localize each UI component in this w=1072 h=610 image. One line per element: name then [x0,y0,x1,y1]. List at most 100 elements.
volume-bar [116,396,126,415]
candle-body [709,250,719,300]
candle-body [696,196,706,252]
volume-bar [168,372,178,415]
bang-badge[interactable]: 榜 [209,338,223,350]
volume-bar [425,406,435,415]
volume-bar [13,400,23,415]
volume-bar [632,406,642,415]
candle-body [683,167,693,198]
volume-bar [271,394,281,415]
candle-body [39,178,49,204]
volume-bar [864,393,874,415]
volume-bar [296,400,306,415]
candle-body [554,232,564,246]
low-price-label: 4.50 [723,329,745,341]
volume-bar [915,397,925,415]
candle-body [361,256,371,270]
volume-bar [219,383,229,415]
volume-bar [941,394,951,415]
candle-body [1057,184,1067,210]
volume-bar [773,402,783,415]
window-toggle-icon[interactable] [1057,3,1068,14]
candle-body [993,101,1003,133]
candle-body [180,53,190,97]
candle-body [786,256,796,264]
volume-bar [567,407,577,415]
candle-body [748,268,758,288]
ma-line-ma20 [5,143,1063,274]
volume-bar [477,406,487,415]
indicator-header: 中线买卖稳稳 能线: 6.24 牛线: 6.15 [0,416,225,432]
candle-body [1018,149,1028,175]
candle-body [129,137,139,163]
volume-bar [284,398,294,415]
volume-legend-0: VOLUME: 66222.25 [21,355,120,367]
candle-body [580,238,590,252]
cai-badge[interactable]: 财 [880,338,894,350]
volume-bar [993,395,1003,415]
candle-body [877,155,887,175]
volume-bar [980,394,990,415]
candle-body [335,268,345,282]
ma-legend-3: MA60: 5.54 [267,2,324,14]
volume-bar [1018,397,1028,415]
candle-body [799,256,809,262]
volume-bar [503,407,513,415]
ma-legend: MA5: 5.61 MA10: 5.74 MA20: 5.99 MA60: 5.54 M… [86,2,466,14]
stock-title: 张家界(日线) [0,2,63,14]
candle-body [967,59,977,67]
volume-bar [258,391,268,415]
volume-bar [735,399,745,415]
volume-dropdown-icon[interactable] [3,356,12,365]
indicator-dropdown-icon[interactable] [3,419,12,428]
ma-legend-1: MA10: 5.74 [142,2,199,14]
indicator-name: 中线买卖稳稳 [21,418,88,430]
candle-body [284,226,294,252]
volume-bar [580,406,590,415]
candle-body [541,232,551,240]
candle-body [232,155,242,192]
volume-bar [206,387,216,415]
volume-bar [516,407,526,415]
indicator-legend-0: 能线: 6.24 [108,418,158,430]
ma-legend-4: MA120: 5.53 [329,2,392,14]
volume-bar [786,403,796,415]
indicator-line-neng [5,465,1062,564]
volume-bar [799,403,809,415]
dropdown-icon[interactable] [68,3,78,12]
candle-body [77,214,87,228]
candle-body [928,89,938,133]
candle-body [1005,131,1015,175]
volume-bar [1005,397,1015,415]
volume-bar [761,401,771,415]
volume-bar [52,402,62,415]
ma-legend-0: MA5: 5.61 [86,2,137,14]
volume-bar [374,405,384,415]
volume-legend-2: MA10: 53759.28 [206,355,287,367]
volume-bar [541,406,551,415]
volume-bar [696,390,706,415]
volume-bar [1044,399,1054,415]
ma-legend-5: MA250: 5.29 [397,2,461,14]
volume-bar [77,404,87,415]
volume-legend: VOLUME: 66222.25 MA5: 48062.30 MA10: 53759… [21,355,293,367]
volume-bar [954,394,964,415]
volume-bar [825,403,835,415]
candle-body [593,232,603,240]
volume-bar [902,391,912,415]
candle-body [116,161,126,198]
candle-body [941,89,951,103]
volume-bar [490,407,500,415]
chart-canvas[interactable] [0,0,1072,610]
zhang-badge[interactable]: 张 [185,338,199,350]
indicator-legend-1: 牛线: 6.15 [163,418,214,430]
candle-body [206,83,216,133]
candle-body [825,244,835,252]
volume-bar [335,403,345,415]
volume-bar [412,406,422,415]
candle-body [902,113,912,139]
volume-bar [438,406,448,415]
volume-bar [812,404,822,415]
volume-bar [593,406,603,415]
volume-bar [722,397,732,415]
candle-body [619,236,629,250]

• To be done
Copy every line of the records above without changing anything.

• Answer to the task
localize each UI component in this w=1072 h=610 image. One line per element: name then [x0,y0,x1,y1]. List at most 100 elements.
volume-bar [116,396,126,415]
candle-body [709,250,719,300]
candle-body [696,196,706,252]
volume-bar [168,372,178,415]
bang-badge[interactable]: 榜 [209,338,223,350]
volume-bar [425,406,435,415]
volume-bar [13,400,23,415]
volume-bar [632,406,642,415]
candle-body [683,167,693,198]
volume-bar [271,394,281,415]
candle-body [39,178,49,204]
volume-bar [864,393,874,415]
volume-bar [296,400,306,415]
candle-body [554,232,564,246]
low-price-label: 4.50 [723,329,745,341]
volume-bar [915,397,925,415]
candle-body [361,256,371,270]
volume-bar [219,383,229,415]
volume-bar [941,394,951,415]
candle-body [1057,184,1067,210]
volume-bar [773,402,783,415]
window-toggle-icon[interactable] [1057,3,1068,14]
candle-body [993,101,1003,133]
candle-body [180,53,190,97]
candle-body [786,256,796,264]
volume-bar [567,407,577,415]
candle-body [748,268,758,288]
ma-line-ma20 [5,143,1063,274]
volume-bar [477,406,487,415]
indicator-header: 中线买卖稳稳 能线: 6.24 牛线: 6.15 [0,416,225,432]
candle-body [1018,149,1028,175]
candle-body [129,137,139,163]
volume-bar [284,398,294,415]
volume-legend-0: VOLUME: 66222.25 [21,355,120,367]
candle-body [580,238,590,252]
cai-badge[interactable]: 财 [880,338,894,350]
volume-bar [993,395,1003,415]
candle-body [877,155,887,175]
volume-bar [980,394,990,415]
candle-body [335,268,345,282]
ma-legend-3: MA60: 5.54 [267,2,324,14]
volume-bar [1018,397,1028,415]
candle-body [799,256,809,262]
volume-bar [503,407,513,415]
ma-legend: MA5: 5.61 MA10: 5.74 MA20: 5.99 MA60: 5.54 M… [86,2,466,14]
stock-title: 张家界(日线) [0,2,63,14]
candle-body [967,59,977,67]
volume-bar [258,391,268,415]
volume-bar [735,399,745,415]
volume-dropdown-icon[interactable] [3,356,12,365]
indicator-dropdown-icon[interactable] [3,419,12,428]
ma-legend-1: MA10: 5.74 [142,2,199,14]
indicator-name: 中线买卖稳稳 [21,418,88,430]
candle-body [284,226,294,252]
volume-bar [580,406,590,415]
candle-body [541,232,551,240]
candle-body [232,155,242,192]
volume-bar [206,387,216,415]
volume-bar [516,407,526,415]
indicator-legend-0: 能线: 6.24 [108,418,158,430]
ma-legend-4: MA120: 5.53 [329,2,392,14]
volume-bar [786,403,796,415]
indicator-line-neng [5,465,1062,564]
volume-bar [799,403,809,415]
dropdown-icon[interactable] [68,3,78,12]
candle-body [77,214,87,228]
candle-body [928,89,938,133]
candle-body [1005,131,1015,175]
volume-bar [1005,397,1015,415]
volume-bar [761,401,771,415]
volume-bar [52,402,62,415]
ma-legend-0: MA5: 5.61 [86,2,137,14]
volume-bar [374,405,384,415]
volume-legend-2: MA10: 53759.28 [206,355,287,367]
volume-bar [541,406,551,415]
volume-bar [696,390,706,415]
volume-bar [1044,399,1054,415]
ma-legend-5: MA250: 5.29 [397,2,461,14]
volume-bar [77,404,87,415]
volume-legend: VOLUME: 66222.25 MA5: 48062.30 MA10: 53759… [21,355,293,367]
volume-bar [954,394,964,415]
volume-bar [825,403,835,415]
candle-body [593,232,603,240]
volume-bar [902,391,912,415]
candle-body [116,161,126,198]
candle-body [941,89,951,103]
volume-bar [490,407,500,415]
chart-canvas[interactable] [0,0,1072,610]
zhang-badge[interactable]: 张 [185,338,199,350]
indicator-legend-1: 牛线: 6.15 [163,418,214,430]
candle-body [206,83,216,133]
candle-body [825,244,835,252]
volume-bar [335,403,345,415]
volume-bar [412,406,422,415]
candle-body [902,113,912,139]
volume-bar [438,406,448,415]
volume-bar [812,404,822,415]
volume-bar [593,406,603,415]
volume-bar [722,397,732,415]
candle-body [619,236,629,250]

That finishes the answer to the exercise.